**SET PROBLEM**.
In the text on Julia for structural econometrics below, copy exactly the part that opens with the words containing "BLP example" and closes with "a programming language?".

Julia for Structural Econometrics

(or: how I learned to stop vectorizing and love Julia)

Romeo P. Greminger, 19.02.2020

Outline

Programming language as a tool
A brief introduction to Julia
Simple benchmark
Where does the speed come from?
BLP example
Logit example
Resources

Programming language as a tool

Economists are (on average) not computer scientists
We use programming languages as a tool to obtain results
So what do we care for in a programming language?

A list of demands

Short time to obtain results
- Time to code it up
- Execution time
Generalizability
Replicability
(Feasibility)

A brief introduction to Julia

What is Julia and what does it offer?

Dynamically typed programming language with just-in-time compilation
Fast execution of loops
- No vectorization required
Solves “two language problem”

**RECORDS SHOWN**.
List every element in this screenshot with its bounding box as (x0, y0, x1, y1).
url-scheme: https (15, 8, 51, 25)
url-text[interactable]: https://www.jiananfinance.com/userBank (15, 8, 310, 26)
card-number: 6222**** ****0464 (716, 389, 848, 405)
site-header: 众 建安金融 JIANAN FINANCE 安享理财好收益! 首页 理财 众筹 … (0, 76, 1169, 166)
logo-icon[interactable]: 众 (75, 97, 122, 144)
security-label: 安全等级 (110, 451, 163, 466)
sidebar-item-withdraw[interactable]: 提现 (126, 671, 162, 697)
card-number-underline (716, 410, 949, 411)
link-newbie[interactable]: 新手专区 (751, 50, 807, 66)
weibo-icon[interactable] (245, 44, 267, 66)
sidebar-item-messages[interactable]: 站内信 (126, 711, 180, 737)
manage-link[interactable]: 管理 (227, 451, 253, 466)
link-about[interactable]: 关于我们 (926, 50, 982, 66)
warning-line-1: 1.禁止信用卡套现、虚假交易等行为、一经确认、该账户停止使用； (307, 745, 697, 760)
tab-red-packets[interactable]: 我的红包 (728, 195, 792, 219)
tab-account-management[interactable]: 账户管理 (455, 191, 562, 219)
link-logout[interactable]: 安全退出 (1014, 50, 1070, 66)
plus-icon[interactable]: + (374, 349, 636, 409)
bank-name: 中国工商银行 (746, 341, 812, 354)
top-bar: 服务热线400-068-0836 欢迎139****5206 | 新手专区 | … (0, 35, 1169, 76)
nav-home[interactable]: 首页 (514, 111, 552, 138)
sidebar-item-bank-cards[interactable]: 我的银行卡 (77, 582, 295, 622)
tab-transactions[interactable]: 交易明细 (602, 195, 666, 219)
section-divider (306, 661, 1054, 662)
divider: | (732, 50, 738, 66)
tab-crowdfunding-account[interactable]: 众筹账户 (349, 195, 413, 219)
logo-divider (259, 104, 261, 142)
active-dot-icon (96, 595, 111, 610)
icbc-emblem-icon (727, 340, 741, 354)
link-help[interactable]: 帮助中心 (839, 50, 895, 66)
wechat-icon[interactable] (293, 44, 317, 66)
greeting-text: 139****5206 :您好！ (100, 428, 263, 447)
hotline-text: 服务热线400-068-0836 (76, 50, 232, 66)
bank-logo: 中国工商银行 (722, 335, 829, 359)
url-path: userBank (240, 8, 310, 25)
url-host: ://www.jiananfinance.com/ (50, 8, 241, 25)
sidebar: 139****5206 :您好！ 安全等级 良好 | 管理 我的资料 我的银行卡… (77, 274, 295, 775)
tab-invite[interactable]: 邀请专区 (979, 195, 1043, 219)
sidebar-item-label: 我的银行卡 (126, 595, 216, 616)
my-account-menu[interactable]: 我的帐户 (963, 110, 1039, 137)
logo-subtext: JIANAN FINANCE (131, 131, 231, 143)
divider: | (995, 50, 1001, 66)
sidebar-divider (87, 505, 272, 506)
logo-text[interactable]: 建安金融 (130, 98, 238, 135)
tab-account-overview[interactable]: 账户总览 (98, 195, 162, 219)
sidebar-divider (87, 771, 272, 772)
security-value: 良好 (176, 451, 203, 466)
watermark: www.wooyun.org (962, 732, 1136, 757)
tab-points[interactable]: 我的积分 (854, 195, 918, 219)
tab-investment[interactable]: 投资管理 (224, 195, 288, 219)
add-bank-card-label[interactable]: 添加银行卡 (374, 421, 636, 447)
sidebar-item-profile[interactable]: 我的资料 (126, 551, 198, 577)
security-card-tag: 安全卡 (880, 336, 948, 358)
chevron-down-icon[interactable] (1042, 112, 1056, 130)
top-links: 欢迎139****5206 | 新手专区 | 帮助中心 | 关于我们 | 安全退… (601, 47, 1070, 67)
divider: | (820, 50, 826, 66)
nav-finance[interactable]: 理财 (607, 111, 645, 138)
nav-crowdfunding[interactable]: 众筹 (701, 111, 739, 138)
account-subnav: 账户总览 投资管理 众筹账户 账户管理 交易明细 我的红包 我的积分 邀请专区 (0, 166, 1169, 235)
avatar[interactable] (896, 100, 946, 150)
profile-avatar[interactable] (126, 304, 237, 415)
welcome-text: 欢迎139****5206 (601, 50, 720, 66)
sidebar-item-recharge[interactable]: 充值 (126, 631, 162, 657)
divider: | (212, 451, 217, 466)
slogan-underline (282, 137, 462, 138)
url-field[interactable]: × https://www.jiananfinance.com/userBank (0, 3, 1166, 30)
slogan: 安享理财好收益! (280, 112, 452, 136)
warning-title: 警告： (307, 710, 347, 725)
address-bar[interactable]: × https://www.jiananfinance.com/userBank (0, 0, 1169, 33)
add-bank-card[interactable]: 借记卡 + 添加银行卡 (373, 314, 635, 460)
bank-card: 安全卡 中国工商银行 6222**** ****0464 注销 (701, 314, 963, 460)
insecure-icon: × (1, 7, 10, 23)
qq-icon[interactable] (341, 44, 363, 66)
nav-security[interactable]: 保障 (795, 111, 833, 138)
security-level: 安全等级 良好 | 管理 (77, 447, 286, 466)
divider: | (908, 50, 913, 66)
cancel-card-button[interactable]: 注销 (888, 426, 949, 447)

**RESULT OF THE TASK**.
BLP example
Logit example
Resources

Programming language as a tool

Economists are (on average) not computer scientists
We use programming languages as a tool to obtain results
So what do we care for in a programming language?